Work order 1:
In the passage about Lebanese judges, what application was used to interrogate detainees?
Work order 2:
From the passage about Lebanese judges, set down the text starting with "The tweet said" and going on through "where extremely necessary.".

Reading passage:
--

This method of interrogation is the first of its kind in Lebanon and is part of social distancing measures put in place to combat the spread of the COVID-19 virus.

Judges in Lebanon have started interrogating detainees via WhatsApp video call, according to a tweet from the General Directorate of the Internal Security Forces on Monday.

The tweet said that “in light of the measures taken to prevent the spread of the coronavirus… a Syrian minor (born in 2002) who was arrested was interrogated through the application of WhatsApp-video call.”

This method of interrogation is the first of its kind in Lebanon and is part of social distancing measures put in place to combat the spread of the COVID-19 virus.

Attorney General Ghassan Oueidat issued two circulars regarding detention and the judiciary. The second advised against all but essential arrests, and allowed judges to interrogate detainees electronically, provided questioning adheres to the law.

Ouiedat added that judicial officials should not start investigations for the duration of the coronavirus shutdown, except where extremely necessary.

Adhering to the circular, the Lebanese army raided Tripoli’s souks on Monday, shutting all shops, closing the gates and ordering all people present to return home.

--

Excerpted data:
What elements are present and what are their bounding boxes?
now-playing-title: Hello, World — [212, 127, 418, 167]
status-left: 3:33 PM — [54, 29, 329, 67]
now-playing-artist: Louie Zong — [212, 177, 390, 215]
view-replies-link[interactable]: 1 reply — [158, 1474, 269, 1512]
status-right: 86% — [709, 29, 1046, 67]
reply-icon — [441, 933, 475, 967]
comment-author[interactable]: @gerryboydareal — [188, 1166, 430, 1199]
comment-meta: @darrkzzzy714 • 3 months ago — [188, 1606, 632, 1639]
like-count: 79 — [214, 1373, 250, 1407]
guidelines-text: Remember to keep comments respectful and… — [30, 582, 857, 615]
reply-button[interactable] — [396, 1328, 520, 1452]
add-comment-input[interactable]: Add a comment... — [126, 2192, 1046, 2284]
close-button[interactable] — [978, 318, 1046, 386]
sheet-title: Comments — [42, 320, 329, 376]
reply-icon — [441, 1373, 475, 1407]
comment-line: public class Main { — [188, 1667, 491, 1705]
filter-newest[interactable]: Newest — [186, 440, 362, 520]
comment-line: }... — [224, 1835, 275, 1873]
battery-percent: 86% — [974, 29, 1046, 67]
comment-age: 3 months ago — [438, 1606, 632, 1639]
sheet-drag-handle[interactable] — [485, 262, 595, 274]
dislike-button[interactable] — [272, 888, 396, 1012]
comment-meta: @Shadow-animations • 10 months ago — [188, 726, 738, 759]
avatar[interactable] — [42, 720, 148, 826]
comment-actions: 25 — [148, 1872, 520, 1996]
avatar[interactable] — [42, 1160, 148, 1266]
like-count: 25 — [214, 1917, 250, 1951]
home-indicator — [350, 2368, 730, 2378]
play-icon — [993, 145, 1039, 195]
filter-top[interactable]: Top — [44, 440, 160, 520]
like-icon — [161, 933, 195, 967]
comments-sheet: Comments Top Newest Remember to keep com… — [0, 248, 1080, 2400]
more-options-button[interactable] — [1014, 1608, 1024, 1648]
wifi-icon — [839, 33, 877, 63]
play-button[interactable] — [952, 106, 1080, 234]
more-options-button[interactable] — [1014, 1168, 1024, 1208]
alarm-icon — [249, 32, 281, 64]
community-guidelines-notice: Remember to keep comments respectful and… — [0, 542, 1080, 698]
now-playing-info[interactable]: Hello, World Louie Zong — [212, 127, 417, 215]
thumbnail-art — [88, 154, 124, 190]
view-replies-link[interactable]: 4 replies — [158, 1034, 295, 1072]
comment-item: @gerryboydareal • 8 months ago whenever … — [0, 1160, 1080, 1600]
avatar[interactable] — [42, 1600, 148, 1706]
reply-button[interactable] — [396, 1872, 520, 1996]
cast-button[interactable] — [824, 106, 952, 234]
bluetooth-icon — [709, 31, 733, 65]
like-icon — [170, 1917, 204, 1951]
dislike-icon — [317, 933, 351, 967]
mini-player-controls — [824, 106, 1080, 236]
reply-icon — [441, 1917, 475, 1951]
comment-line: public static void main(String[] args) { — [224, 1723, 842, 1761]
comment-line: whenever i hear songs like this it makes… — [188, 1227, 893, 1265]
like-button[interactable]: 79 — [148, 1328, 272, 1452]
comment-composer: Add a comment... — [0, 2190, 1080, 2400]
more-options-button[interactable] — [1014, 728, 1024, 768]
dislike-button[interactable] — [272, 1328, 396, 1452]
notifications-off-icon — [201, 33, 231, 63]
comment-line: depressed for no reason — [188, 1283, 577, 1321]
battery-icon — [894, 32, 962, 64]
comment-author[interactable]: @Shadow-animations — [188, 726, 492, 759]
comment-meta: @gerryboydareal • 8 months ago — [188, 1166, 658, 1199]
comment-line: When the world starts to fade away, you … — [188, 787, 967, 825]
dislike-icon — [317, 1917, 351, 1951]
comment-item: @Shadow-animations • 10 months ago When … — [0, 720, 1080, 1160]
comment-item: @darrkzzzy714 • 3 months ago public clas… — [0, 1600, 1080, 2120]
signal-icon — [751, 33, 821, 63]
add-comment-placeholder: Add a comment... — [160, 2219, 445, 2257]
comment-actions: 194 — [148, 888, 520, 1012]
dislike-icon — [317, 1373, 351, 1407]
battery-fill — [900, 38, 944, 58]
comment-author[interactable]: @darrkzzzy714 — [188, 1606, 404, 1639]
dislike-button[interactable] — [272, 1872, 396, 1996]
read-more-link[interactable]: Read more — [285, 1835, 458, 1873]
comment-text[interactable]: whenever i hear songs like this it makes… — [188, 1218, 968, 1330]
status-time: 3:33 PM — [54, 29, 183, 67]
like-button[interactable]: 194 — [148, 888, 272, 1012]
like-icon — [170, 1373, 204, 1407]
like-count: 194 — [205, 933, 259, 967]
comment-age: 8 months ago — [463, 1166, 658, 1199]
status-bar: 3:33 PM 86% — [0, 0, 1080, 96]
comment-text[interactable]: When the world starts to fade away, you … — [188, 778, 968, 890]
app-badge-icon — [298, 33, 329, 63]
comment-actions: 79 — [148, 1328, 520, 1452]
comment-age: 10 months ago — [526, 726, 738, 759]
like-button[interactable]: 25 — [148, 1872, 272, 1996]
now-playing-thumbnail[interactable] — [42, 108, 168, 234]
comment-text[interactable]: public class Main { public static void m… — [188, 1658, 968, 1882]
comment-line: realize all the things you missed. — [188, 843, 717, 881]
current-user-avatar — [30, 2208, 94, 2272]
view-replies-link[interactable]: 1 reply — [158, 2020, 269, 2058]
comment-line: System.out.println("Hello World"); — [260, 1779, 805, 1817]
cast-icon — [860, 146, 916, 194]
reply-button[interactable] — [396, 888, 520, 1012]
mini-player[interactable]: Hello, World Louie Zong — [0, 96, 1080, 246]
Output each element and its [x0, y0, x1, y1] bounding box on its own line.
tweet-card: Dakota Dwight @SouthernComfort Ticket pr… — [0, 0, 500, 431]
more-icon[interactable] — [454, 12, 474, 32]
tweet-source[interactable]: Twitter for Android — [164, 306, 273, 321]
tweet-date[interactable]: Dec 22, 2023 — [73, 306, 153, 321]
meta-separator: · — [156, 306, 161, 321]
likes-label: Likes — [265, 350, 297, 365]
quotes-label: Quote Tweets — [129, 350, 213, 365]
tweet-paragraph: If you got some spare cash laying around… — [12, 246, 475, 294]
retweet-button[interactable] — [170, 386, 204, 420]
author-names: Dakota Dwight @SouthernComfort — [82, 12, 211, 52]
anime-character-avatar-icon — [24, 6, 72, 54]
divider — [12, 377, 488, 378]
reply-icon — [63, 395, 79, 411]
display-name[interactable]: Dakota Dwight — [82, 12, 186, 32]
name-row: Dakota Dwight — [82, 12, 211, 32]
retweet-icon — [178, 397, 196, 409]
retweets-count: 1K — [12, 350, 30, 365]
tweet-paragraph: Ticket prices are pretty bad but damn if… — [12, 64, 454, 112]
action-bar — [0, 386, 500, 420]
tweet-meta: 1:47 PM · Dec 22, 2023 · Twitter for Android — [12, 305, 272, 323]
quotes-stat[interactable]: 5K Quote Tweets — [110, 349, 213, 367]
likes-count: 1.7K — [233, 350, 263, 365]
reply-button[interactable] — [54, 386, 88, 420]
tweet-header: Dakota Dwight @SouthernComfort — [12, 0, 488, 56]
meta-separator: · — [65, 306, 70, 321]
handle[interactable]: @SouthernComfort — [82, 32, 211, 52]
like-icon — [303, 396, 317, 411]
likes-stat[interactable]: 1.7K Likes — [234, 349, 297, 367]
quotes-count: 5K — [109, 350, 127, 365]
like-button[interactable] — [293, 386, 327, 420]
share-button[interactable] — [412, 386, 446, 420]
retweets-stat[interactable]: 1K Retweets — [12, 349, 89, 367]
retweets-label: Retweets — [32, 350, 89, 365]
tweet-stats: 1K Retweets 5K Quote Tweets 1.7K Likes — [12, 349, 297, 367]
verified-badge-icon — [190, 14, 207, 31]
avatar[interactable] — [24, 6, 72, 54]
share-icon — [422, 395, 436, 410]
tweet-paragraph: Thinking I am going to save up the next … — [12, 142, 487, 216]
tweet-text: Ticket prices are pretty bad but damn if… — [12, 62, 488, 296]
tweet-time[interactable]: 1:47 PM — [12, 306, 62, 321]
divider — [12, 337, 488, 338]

--

Response area 1:
WhatsApp video call.

Response area 2:
The tweet said that “in light of the measures taken to prevent the spread of the coronavirus… a Syrian minor (born in 2002) who was arrested was interrogated through the application of WhatsApp-video call.”

This method of interrogation is the first of its kind in Lebanon and is part of social distancing measures put in place to combat the spread of the COVID-19 virus.

Attorney General Ghassan Oueidat issued two circulars regarding detention and the judiciary. The second advised against all but essential arrests, and allowed judges to interrogate detainees electronically, provided questioning adheres to the law.

Ouiedat added that judicial officials should not start investigations for the duration of the coronavirus shutdown, except where extremely necessary.